### Task to carry out
List each line of the data that holds the string "none", please.

### Dataset entries
------------------------------------------------------------------------

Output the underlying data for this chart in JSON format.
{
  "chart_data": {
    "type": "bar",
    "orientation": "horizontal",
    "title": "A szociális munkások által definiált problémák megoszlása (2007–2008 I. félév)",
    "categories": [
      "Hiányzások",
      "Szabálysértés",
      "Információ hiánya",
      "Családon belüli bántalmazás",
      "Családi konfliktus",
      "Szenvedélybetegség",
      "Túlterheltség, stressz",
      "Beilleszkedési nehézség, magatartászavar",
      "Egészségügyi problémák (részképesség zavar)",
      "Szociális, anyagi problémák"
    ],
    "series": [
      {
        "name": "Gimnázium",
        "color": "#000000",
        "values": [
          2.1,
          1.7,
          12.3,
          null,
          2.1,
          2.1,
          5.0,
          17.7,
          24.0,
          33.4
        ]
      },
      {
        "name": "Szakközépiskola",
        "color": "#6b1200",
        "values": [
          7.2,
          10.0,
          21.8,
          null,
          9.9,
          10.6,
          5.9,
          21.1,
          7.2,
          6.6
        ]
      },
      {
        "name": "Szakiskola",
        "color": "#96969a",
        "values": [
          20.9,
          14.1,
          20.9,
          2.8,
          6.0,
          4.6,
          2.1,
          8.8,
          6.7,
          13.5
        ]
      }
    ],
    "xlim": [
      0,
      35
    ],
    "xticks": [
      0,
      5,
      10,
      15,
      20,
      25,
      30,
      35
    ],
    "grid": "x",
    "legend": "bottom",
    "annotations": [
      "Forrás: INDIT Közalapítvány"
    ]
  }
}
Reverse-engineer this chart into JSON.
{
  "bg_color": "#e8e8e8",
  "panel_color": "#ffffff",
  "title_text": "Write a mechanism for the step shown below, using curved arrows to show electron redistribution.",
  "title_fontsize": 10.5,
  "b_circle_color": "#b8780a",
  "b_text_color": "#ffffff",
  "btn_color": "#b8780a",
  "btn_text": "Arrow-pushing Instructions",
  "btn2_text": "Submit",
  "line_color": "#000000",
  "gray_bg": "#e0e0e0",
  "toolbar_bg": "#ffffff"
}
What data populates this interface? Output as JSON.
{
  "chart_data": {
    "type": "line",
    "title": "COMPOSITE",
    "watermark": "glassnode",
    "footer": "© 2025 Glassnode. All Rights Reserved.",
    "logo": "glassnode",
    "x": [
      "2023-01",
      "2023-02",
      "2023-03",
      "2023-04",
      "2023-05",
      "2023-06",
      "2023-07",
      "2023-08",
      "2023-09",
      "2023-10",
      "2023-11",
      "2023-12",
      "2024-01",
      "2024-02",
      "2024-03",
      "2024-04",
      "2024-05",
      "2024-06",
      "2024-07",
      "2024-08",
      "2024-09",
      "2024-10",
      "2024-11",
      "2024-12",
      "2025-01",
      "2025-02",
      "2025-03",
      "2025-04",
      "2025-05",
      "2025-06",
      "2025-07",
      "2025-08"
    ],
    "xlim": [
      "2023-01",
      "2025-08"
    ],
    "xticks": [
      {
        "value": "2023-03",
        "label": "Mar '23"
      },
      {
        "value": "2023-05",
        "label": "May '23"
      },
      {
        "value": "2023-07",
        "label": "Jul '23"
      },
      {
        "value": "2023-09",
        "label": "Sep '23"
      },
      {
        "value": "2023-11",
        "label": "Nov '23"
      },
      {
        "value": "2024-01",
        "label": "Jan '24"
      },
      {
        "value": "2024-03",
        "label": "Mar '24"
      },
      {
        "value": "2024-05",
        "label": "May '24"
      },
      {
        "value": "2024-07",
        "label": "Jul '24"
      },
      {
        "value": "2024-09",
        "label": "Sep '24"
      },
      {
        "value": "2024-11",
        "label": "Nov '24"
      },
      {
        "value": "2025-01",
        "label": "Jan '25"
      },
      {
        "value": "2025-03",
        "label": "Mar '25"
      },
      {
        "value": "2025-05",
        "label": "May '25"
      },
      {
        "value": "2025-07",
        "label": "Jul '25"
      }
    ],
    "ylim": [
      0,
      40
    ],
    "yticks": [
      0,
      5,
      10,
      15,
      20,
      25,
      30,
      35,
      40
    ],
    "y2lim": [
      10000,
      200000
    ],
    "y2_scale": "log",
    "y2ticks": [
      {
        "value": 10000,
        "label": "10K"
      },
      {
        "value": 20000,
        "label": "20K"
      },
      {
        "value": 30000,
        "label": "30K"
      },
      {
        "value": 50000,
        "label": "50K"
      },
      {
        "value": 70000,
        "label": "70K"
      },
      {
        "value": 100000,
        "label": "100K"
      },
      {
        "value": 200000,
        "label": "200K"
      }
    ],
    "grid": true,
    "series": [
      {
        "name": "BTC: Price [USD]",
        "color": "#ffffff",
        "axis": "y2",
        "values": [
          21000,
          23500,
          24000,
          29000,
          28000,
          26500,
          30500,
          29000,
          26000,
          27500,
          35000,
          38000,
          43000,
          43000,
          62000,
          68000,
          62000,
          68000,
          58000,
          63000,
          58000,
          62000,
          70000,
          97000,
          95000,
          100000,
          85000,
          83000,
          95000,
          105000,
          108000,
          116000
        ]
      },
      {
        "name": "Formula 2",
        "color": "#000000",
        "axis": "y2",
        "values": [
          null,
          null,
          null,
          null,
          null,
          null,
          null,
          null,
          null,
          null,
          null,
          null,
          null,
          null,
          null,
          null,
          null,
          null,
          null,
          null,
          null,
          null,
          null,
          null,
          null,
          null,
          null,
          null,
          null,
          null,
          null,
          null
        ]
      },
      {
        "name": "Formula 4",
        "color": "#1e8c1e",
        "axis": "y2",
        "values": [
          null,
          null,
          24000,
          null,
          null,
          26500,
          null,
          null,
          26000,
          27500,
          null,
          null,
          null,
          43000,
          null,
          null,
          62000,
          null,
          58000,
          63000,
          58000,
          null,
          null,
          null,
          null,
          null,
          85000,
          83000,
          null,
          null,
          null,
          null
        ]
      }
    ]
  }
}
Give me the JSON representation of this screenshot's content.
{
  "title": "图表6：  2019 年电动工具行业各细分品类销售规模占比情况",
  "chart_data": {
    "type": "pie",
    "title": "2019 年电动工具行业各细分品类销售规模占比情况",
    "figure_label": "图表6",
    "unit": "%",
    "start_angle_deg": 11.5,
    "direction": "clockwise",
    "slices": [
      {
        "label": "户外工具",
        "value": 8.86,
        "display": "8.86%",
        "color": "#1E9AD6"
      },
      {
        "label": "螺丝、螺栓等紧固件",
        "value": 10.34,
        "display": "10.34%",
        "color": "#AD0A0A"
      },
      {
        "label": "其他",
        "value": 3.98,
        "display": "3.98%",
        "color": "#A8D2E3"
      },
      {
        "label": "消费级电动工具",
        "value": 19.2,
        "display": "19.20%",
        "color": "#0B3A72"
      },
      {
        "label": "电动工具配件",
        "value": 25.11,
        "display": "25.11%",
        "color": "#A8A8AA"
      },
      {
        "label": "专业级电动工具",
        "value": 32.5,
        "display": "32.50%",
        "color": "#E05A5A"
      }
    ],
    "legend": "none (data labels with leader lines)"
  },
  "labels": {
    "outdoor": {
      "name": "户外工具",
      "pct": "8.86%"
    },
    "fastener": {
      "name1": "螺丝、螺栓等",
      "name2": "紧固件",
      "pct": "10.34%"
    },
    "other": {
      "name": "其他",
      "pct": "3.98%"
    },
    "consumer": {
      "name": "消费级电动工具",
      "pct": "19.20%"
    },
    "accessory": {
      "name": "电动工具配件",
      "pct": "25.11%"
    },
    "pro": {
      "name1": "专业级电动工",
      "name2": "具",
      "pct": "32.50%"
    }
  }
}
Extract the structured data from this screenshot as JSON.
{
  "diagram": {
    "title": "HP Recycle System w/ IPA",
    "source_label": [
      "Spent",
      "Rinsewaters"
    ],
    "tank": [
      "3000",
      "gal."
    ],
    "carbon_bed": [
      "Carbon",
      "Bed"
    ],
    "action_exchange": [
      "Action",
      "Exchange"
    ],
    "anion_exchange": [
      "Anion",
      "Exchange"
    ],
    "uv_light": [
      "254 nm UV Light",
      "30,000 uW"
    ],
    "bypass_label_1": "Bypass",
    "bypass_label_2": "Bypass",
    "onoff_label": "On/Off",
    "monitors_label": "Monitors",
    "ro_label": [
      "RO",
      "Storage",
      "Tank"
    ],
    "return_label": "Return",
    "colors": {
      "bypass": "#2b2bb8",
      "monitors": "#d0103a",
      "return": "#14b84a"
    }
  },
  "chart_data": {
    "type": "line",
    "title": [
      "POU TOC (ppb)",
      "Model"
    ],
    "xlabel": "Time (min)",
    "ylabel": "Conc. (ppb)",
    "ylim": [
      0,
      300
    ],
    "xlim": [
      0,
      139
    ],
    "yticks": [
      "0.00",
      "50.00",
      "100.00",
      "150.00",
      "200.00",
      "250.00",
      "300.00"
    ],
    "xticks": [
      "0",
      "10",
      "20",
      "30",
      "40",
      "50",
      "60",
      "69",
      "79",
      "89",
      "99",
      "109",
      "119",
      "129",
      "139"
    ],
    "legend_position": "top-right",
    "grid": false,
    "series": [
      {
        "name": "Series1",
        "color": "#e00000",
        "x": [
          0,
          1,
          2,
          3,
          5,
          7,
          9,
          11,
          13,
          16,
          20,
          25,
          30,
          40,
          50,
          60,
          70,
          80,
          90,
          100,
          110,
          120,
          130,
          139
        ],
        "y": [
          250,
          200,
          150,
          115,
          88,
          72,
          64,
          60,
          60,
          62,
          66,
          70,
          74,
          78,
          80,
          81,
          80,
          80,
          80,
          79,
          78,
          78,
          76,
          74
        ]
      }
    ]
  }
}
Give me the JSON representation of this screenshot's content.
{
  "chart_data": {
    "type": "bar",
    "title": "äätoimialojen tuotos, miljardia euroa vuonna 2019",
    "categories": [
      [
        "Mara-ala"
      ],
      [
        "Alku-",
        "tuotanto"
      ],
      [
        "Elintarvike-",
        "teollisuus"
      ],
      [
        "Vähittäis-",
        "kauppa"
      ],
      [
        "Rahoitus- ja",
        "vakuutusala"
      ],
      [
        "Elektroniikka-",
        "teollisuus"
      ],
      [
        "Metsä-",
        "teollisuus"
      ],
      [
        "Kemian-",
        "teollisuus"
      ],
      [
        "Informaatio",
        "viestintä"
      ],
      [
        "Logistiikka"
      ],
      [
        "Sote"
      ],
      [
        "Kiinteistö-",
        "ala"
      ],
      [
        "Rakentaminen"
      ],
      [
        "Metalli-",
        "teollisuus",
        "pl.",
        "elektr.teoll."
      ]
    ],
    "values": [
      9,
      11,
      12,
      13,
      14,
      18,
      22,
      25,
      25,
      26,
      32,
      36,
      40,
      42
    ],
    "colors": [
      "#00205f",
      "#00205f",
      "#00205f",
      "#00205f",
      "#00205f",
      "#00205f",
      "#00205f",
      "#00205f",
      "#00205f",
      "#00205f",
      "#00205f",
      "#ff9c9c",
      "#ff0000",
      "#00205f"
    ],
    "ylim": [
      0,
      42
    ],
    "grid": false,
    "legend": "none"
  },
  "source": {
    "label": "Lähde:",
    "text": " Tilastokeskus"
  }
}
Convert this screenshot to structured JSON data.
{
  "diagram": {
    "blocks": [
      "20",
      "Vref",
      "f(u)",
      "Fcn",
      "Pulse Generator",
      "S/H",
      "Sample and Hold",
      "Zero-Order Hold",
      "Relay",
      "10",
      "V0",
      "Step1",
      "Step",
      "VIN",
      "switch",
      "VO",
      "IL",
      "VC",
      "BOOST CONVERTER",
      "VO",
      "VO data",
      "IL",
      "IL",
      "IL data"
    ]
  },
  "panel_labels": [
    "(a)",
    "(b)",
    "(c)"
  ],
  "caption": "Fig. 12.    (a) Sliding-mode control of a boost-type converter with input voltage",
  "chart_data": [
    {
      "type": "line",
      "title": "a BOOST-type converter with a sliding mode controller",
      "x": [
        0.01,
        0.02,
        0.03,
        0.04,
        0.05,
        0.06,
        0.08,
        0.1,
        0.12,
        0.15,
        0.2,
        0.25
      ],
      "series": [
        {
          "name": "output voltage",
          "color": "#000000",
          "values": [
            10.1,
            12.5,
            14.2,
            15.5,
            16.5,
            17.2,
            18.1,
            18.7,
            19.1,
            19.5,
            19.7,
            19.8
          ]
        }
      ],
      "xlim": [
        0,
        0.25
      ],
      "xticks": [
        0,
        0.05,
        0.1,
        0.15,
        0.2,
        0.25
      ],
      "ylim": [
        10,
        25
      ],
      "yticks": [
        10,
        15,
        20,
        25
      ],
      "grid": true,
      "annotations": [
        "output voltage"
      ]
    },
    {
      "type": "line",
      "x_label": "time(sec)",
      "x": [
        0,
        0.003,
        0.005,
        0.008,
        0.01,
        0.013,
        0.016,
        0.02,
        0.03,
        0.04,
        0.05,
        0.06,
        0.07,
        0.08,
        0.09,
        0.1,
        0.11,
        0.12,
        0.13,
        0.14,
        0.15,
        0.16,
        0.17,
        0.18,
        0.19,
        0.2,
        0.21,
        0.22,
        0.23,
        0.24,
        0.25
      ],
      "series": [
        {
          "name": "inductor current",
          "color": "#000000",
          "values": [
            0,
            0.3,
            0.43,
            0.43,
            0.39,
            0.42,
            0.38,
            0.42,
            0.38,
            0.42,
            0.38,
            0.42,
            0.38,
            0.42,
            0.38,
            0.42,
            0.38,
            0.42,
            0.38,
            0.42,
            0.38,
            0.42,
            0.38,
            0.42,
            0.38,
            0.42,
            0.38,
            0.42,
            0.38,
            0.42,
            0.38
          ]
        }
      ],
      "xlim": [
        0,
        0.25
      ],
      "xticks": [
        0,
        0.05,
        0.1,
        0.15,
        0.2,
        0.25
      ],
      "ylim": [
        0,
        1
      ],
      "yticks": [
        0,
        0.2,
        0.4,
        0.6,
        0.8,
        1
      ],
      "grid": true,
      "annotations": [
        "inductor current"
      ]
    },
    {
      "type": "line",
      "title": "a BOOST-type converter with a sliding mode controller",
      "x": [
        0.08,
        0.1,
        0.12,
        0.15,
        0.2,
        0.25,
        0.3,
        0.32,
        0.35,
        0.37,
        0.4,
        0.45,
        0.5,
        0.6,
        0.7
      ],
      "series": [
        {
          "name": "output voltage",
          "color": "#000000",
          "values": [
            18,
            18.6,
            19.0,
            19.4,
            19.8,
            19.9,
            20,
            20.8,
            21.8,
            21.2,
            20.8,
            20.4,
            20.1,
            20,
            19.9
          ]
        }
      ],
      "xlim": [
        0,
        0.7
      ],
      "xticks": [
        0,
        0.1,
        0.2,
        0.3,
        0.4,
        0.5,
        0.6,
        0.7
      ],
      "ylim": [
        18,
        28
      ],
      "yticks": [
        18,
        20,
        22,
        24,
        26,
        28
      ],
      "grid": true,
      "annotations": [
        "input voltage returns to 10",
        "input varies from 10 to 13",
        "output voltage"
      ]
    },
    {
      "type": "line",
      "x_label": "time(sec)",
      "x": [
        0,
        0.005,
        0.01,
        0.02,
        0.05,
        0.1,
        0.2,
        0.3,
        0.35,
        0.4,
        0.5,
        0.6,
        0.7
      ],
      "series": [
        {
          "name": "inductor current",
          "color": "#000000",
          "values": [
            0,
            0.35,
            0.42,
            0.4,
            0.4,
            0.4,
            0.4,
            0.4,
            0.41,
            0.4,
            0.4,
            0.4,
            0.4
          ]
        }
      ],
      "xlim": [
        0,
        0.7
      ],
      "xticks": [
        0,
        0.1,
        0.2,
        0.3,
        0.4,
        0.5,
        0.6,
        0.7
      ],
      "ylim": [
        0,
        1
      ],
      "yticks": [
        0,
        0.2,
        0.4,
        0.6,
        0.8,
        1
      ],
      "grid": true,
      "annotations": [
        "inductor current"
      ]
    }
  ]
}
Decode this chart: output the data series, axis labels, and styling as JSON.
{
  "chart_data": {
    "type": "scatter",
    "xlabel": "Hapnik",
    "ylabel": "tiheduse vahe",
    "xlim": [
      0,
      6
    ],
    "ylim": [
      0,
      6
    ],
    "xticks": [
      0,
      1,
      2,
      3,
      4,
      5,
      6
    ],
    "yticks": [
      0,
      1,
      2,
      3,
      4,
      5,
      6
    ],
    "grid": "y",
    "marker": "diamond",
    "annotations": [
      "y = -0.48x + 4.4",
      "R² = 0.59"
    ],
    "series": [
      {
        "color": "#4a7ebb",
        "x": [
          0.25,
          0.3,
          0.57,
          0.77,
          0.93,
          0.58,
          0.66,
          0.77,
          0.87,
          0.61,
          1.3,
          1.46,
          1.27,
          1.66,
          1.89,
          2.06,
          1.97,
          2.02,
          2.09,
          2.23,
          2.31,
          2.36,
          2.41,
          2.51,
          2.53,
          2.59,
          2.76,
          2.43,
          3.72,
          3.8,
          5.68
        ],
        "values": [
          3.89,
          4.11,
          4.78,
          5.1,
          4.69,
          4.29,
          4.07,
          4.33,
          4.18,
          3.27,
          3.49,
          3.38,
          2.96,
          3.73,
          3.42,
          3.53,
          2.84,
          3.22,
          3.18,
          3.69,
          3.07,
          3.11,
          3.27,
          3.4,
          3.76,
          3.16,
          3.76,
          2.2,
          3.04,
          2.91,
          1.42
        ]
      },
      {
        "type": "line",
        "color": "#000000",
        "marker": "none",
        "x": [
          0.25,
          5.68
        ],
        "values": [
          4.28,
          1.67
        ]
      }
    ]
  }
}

------------------------------------------------------------------------

### Solution
    "legend": "none (data labels with leader lines)"
    "legend": "none"
        "marker": "none",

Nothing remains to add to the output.